> **Provided records**
──────
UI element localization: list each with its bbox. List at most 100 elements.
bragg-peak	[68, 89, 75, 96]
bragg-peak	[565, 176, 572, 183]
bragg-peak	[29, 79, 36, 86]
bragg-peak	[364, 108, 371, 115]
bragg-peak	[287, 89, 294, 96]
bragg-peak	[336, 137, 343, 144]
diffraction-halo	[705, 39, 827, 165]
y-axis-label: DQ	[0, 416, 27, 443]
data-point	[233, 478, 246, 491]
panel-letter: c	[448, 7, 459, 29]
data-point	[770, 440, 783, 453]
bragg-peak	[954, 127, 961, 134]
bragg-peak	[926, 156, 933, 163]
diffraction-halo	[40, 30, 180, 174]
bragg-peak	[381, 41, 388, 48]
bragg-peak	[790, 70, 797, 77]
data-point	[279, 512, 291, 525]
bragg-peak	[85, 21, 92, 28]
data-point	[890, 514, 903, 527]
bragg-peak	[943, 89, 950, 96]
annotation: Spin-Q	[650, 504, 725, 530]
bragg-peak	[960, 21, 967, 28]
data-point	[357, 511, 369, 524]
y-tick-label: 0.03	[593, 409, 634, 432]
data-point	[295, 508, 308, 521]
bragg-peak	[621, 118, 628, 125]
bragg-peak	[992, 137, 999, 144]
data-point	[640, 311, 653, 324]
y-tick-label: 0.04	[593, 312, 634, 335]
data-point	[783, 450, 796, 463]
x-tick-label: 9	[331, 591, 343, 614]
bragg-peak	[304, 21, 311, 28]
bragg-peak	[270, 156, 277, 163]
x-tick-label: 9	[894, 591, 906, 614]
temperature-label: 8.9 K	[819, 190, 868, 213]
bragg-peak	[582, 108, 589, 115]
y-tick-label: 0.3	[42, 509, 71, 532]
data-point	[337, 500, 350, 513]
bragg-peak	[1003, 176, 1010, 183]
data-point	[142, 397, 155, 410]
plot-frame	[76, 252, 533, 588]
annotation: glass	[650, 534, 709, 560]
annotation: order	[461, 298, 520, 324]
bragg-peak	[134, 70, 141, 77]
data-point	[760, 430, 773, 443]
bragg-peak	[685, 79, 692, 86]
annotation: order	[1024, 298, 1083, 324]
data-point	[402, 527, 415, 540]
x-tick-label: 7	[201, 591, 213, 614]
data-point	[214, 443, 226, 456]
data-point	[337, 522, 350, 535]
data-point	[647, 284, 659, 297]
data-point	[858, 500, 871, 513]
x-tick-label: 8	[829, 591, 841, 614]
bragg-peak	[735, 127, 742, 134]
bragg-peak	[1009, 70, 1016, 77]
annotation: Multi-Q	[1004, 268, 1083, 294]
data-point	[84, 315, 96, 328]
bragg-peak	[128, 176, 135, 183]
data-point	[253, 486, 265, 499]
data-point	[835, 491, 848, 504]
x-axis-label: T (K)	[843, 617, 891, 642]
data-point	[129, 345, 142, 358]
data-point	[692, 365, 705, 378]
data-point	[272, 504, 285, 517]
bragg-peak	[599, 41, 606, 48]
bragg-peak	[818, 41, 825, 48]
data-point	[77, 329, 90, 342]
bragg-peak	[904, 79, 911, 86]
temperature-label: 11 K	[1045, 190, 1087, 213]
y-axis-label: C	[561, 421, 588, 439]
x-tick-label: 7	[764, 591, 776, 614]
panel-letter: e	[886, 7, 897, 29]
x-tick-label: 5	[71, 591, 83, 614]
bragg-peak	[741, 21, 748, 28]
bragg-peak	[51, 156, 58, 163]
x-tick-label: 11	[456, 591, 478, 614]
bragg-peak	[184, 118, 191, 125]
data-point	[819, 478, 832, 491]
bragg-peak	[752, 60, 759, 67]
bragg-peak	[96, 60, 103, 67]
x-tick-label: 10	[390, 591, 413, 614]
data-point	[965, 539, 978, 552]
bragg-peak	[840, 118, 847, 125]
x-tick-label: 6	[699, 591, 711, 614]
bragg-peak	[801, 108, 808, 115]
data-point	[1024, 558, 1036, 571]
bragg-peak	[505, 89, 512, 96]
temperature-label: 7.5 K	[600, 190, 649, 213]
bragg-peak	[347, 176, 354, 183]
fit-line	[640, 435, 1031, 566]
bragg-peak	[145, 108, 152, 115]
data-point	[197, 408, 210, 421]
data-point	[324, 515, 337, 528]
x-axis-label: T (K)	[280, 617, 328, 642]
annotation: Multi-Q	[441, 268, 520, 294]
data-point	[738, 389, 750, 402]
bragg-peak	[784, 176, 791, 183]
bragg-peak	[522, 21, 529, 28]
──────
> **Prompt**
Reproduce every line of the data above, character for character and in the same order.

> **Solution to the exercise**
UI element localization: list each with its bbox. List at most 100 elements.
bragg-peak	[68, 89, 75, 96]
bragg-peak	[565, 176, 572, 183]
bragg-peak	[29, 79, 36, 86]
bragg-peak	[364, 108, 371, 115]
bragg-peak	[287, 89, 294, 96]
bragg-peak	[336, 137, 343, 144]
diffraction-halo	[705, 39, 827, 165]
y-axis-label: DQ	[0, 416, 27, 443]
data-point	[233, 478, 246, 491]
panel-letter: c	[448, 7, 459, 29]
data-point	[770, 440, 783, 453]
bragg-peak	[954, 127, 961, 134]
bragg-peak	[926, 156, 933, 163]
diffraction-halo	[40, 30, 180, 174]
bragg-peak	[381, 41, 388, 48]
bragg-peak	[790, 70, 797, 77]
data-point	[279, 512, 291, 525]
bragg-peak	[85, 21, 92, 28]
data-point	[890, 514, 903, 527]
bragg-peak	[943, 89, 950, 96]
annotation: Spin-Q	[650, 504, 725, 530]
bragg-peak	[960, 21, 967, 28]
data-point	[357, 511, 369, 524]
y-tick-label: 0.03	[593, 409, 634, 432]
data-point	[295, 508, 308, 521]
bragg-peak	[621, 118, 628, 125]
bragg-peak	[992, 137, 999, 144]
data-point	[640, 311, 653, 324]
y-tick-label: 0.04	[593, 312, 634, 335]
data-point	[783, 450, 796, 463]
x-tick-label: 9	[331, 591, 343, 614]
bragg-peak	[304, 21, 311, 28]
bragg-peak	[270, 156, 277, 163]
x-tick-label: 9	[894, 591, 906, 614]
temperature-label: 8.9 K	[819, 190, 868, 213]
bragg-peak	[582, 108, 589, 115]
y-tick-label: 0.3	[42, 509, 71, 532]
data-point	[337, 500, 350, 513]
bragg-peak	[1003, 176, 1010, 183]
data-point	[142, 397, 155, 410]
plot-frame	[76, 252, 533, 588]
annotation: glass	[650, 534, 709, 560]
annotation: order	[461, 298, 520, 324]
bragg-peak	[134, 70, 141, 77]
data-point	[760, 430, 773, 443]
bragg-peak	[685, 79, 692, 86]
annotation: order	[1024, 298, 1083, 324]
data-point	[402, 527, 415, 540]
x-tick-label: 7	[201, 591, 213, 614]
data-point	[214, 443, 226, 456]
data-point	[337, 522, 350, 535]
data-point	[647, 284, 659, 297]
data-point	[858, 500, 871, 513]
x-tick-label: 8	[829, 591, 841, 614]
bragg-peak	[735, 127, 742, 134]
bragg-peak	[1009, 70, 1016, 77]
annotation: Multi-Q	[1004, 268, 1083, 294]
data-point	[84, 315, 96, 328]
bragg-peak	[128, 176, 135, 183]
data-point	[253, 486, 265, 499]
data-point	[835, 491, 848, 504]
x-axis-label: T (K)	[843, 617, 891, 642]
data-point	[129, 345, 142, 358]
data-point	[692, 365, 705, 378]
data-point	[272, 504, 285, 517]
bragg-peak	[599, 41, 606, 48]
bragg-peak	[818, 41, 825, 48]
data-point	[77, 329, 90, 342]
bragg-peak	[904, 79, 911, 86]
temperature-label: 11 K	[1045, 190, 1087, 213]
y-axis-label: C	[561, 421, 588, 439]
x-tick-label: 7	[764, 591, 776, 614]
panel-letter: e	[886, 7, 897, 29]
x-tick-label: 5	[71, 591, 83, 614]
bragg-peak	[741, 21, 748, 28]
bragg-peak	[51, 156, 58, 163]
x-tick-label: 11	[456, 591, 478, 614]
bragg-peak	[184, 118, 191, 125]
data-point	[819, 478, 832, 491]
bragg-peak	[752, 60, 759, 67]
bragg-peak	[96, 60, 103, 67]
x-tick-label: 10	[390, 591, 413, 614]
data-point	[965, 539, 978, 552]
bragg-peak	[840, 118, 847, 125]
x-tick-label: 6	[699, 591, 711, 614]
bragg-peak	[801, 108, 808, 115]
data-point	[1024, 558, 1036, 571]
bragg-peak	[505, 89, 512, 96]
temperature-label: 7.5 K	[600, 190, 649, 213]
bragg-peak	[347, 176, 354, 183]
fit-line	[640, 435, 1031, 566]
bragg-peak	[145, 108, 152, 115]
data-point	[197, 408, 210, 421]
data-point	[324, 515, 337, 528]
x-axis-label: T (K)	[280, 617, 328, 642]
annotation: Multi-Q	[441, 268, 520, 294]
data-point	[738, 389, 750, 402]
bragg-peak	[784, 176, 791, 183]
bragg-peak	[522, 21, 529, 28]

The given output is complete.